TEXTE DU DOCUMENT:
--------------------------------
La maîtrise de l’eau suit l’accroissement urbain. Les marais sont restés des terres marécageuses jusqu’au xiie s., avant d’être systématiquement attaqués : en 1153, Sainte-Opportune donne à cultiver la moitié de ses marais et 25 ans plus tard, avec la collaboration de l’évêque et du roi, tout le marais entre Paris et Montmartre, le Pont-Perrin et Chaillot est mis en valeur et un système hydraulique, aménagé. Au xiiie s., les fossés du Roi apparaissent à la place de l’égout, rue de Ménilmontant et les ponceaux se multiplient. Ils sont placés sous la juridiction du prévôt de Paris. Ils ont pour première fonction de drainer. En 1334, apparaît dans les textes le fossé de Sainte-Opportune à partir duquel se développent de grandes coutures. Au moment de la construction de la muraille de Charles V (fin xive – début xve s.), le roi utilise l’eau comme moyen de défense : un système d’écluses permet de conserver l’eau dans les fossés qui sont gérés comme des étangs (d’après les Comptes du domaine, ils sont empoissonnés et les pêcheries mises à ferme).

L’arrivée de l’eau dans la ville

Les sources sont captées sur la rive droite en haut des collines (Belleville, Pré-Saint-Gervais, Ménilmontant) et il existe deux systèmes d’adduction : aqueducs (Pré-Saint-Gervais) et canalisation en tuyau de céramique (sources de Belleville). Dans ce cas, l’eau est drainée dans une pierrée, dispositif de pierrailles à sec avec une dalle, une galerie collectrice et des regards pour surveiller. Les eaux de Savies ou du prieuré de Saint-Martin-des-Champs sont acheminées par un aqueduc financé par ce dernier associé au Temple qui alimente des fontaines comme celle de Vertbois (il existe aussi une rue des Fontaines du Temple). Les canalisations sont en poterie. En 1740, cet aqueduc a été réuni au système de Belleville (cf. regards de la Lanterne et Saint-Martin, rue des Cascades).

L’eau arrive à des fontaines d’où elle était distribuée par un réseau en plomb (les plombiers et fontainiers de la Ville). Au xvie s., la famille de Foing percevait 40 l. p. comme gages et pour réaliser les travaux nécessaires à l’entretien des canalisations (nettoyage, réparation et réfection des tuyaux).

La Ville contrôle le système de distribution de l’eau : arrivée dans les fontaines où elle est gratuite, une partie est concédée aux établissements religieux (Saint-Lazare dès 1363, Saint-Martin-des-Champs,…) et aux Grands (en 1393, Charles VI donne un « pois » d’eau pour l’hôtel de Bourbon à prendre sur la fontaine des Halles avant que les privilèges royaux ne soient supprimés en 1397). Si le jaugeage est méticuleux dans son principe, le manque d’eau aux fontaines est chronique en allant vers le Centre à cause de problèmes techniques.
--------------------------------
DONNÉES FOURNIES:
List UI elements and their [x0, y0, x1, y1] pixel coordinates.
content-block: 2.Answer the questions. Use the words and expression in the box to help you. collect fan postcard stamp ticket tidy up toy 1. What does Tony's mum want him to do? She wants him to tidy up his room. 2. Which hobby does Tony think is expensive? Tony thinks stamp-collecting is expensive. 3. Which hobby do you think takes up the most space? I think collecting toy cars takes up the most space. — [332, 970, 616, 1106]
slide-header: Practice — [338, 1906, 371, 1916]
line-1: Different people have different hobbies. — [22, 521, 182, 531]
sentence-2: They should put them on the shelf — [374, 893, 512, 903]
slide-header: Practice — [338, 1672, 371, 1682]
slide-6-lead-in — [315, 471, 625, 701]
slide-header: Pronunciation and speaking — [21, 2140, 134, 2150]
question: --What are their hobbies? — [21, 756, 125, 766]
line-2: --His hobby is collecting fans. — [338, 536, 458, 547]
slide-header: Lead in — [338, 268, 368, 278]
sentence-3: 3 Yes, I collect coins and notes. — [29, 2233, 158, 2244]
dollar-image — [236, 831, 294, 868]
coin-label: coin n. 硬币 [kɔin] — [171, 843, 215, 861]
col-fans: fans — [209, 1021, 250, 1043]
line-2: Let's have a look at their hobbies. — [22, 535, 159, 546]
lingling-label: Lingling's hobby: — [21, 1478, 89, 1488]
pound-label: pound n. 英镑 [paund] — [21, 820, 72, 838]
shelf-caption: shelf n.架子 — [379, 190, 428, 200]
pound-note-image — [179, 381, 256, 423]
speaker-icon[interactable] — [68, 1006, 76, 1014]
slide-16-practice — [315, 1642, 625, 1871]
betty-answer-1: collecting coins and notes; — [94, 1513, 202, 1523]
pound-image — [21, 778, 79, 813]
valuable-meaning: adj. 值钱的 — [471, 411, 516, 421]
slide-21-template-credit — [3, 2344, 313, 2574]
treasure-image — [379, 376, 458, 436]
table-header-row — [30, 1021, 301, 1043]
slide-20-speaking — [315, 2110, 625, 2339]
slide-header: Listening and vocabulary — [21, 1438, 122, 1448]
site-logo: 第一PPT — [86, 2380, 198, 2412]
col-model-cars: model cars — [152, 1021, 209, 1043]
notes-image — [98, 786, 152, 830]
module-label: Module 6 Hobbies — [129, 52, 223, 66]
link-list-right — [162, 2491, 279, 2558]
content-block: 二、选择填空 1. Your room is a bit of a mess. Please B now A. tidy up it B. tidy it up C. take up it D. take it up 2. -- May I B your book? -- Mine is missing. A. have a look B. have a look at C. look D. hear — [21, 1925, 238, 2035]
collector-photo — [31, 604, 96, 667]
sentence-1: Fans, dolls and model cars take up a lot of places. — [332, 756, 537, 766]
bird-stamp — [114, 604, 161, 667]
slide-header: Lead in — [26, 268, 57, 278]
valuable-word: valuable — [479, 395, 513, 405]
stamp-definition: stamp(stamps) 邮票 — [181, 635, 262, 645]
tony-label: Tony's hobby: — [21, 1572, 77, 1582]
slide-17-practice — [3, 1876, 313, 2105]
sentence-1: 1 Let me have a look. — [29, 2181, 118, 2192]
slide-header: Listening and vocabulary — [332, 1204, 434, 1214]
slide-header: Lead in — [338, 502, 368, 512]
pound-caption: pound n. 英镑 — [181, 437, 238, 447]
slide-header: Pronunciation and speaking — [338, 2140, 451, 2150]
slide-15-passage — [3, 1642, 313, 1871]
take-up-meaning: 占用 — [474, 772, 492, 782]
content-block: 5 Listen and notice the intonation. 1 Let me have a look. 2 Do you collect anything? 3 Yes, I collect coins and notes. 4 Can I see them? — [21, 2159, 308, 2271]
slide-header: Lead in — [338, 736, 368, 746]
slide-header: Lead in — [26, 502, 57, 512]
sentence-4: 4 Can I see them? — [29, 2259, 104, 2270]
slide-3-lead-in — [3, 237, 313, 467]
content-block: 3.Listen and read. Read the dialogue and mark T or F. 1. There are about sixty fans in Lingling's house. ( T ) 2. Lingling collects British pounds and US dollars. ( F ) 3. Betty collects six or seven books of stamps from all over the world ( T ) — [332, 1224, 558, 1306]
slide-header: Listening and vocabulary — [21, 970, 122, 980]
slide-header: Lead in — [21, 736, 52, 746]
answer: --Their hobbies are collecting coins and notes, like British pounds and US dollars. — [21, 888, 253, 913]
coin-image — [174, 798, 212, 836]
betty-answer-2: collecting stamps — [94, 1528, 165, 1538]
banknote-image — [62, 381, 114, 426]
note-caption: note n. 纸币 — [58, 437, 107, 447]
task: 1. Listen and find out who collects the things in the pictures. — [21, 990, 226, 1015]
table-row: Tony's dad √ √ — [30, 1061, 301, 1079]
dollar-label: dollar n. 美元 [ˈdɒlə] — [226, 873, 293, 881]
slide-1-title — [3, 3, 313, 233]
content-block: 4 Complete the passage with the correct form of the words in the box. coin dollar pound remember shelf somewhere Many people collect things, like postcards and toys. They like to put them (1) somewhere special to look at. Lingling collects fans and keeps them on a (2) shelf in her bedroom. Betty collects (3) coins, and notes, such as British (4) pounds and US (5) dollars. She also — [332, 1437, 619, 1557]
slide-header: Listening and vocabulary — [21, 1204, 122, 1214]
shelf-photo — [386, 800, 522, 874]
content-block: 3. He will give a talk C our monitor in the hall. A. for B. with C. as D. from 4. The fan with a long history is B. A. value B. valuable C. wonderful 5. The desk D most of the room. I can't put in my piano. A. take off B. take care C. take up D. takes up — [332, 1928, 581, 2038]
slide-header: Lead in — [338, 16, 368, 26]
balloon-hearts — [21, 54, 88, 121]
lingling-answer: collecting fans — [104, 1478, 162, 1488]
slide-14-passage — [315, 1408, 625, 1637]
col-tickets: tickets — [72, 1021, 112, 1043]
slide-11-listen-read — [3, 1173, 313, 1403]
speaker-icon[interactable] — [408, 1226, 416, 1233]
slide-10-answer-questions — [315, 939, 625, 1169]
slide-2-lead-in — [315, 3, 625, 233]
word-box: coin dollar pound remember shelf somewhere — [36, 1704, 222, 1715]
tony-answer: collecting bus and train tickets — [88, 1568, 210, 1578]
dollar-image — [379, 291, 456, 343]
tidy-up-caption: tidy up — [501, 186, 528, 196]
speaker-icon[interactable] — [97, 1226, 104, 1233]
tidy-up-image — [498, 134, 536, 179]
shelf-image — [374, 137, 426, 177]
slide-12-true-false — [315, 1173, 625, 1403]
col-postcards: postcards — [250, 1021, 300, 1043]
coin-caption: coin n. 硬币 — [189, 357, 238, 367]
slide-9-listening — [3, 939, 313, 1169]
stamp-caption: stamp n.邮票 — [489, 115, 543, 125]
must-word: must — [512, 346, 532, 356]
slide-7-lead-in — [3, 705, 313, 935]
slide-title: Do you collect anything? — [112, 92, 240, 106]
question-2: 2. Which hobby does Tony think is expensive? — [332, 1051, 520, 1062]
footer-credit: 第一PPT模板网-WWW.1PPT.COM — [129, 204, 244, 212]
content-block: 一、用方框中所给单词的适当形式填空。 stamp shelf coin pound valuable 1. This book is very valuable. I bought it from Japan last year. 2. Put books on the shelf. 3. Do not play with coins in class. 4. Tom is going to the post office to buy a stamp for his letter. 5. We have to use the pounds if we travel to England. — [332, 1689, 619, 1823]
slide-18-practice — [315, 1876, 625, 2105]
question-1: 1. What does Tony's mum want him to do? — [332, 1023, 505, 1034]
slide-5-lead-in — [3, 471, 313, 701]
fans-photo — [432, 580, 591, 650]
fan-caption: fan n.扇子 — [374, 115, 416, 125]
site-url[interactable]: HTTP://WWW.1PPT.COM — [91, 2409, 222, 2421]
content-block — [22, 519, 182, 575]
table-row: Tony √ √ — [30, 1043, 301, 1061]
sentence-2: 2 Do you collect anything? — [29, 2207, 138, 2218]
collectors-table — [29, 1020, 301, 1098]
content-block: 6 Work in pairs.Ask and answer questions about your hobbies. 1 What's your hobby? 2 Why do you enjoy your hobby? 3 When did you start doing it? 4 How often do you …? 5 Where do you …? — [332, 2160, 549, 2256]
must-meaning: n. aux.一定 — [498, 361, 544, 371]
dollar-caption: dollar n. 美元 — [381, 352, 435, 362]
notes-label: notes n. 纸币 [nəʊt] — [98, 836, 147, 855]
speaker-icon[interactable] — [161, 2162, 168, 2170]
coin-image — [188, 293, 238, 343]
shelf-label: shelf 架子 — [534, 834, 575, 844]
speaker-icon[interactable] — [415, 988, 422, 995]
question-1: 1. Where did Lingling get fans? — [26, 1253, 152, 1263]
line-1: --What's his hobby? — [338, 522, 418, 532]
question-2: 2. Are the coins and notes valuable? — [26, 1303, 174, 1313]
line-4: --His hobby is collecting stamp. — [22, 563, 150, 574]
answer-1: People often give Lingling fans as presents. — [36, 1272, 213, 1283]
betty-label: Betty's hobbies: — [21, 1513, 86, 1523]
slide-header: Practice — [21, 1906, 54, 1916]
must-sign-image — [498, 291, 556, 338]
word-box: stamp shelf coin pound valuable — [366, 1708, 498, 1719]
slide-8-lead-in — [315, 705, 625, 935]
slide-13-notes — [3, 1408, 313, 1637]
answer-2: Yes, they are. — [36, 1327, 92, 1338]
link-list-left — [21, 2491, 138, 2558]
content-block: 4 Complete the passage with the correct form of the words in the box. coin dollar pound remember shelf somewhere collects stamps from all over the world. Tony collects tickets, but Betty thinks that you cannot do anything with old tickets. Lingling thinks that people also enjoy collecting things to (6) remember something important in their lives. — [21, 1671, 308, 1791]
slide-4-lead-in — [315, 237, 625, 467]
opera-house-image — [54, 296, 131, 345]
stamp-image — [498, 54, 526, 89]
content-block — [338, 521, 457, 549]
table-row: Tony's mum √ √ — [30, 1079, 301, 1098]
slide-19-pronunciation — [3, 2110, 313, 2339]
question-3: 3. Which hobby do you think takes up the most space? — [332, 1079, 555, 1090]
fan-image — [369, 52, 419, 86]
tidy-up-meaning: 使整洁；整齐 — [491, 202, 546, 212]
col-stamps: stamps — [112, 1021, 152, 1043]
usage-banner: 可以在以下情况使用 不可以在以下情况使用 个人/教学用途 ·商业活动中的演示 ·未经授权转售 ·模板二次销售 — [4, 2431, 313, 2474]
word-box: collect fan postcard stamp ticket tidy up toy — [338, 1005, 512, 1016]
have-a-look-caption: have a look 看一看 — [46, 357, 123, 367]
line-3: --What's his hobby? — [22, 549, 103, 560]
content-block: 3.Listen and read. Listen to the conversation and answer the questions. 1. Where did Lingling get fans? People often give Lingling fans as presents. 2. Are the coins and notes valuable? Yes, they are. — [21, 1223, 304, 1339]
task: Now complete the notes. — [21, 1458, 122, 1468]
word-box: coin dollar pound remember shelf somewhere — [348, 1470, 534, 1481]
--------------------------------
CONSIGNES DE TRAVAIL:
**1.** Recopiez mot pour mot le passage du texte sur l'eau à Paris qui va de « L’arrivée de l’eau » jusqu'à « rue des Cascades). » inclus.
**2.** Selon le texte sur l'eau à Paris, quel établissement religieux reçoit une concession d'eau dès 1363 ?
Les lignes fournies ne jouent aucun rôle dans cet exercice.

RÉPONSES ATTENDUES:
**1.**
L’arrivée de l’eau dans la ville

Les sources sont captées sur la rive droite en haut des collines (Belleville, Pré-Saint-Gervais, Ménilmontant) et il existe deux systèmes d’adduction : aqueducs (Pré-Saint-Gervais) et canalisation en tuyau de céramique (sources de Belleville). Dans ce cas, l’eau est drainée dans une pierrée, dispositif de pierrailles à sec avec une dalle, une galerie collectrice et des regards pour surveiller. Les eaux de Savies ou du prieuré de Saint-Martin-des-Champs sont acheminées par un aqueduc financé par ce dernier associé au Temple qui alimente des fontaines comme celle de Vertbois (il existe aussi une rue des Fontaines du Temple). Les canalisations sont en poterie. En 1740, cet aqueduc a été réuni au système de Belleville (cf. regards de la Lanterne et Saint-Martin, rue des Cascades).

**2.** Saint-Lazare.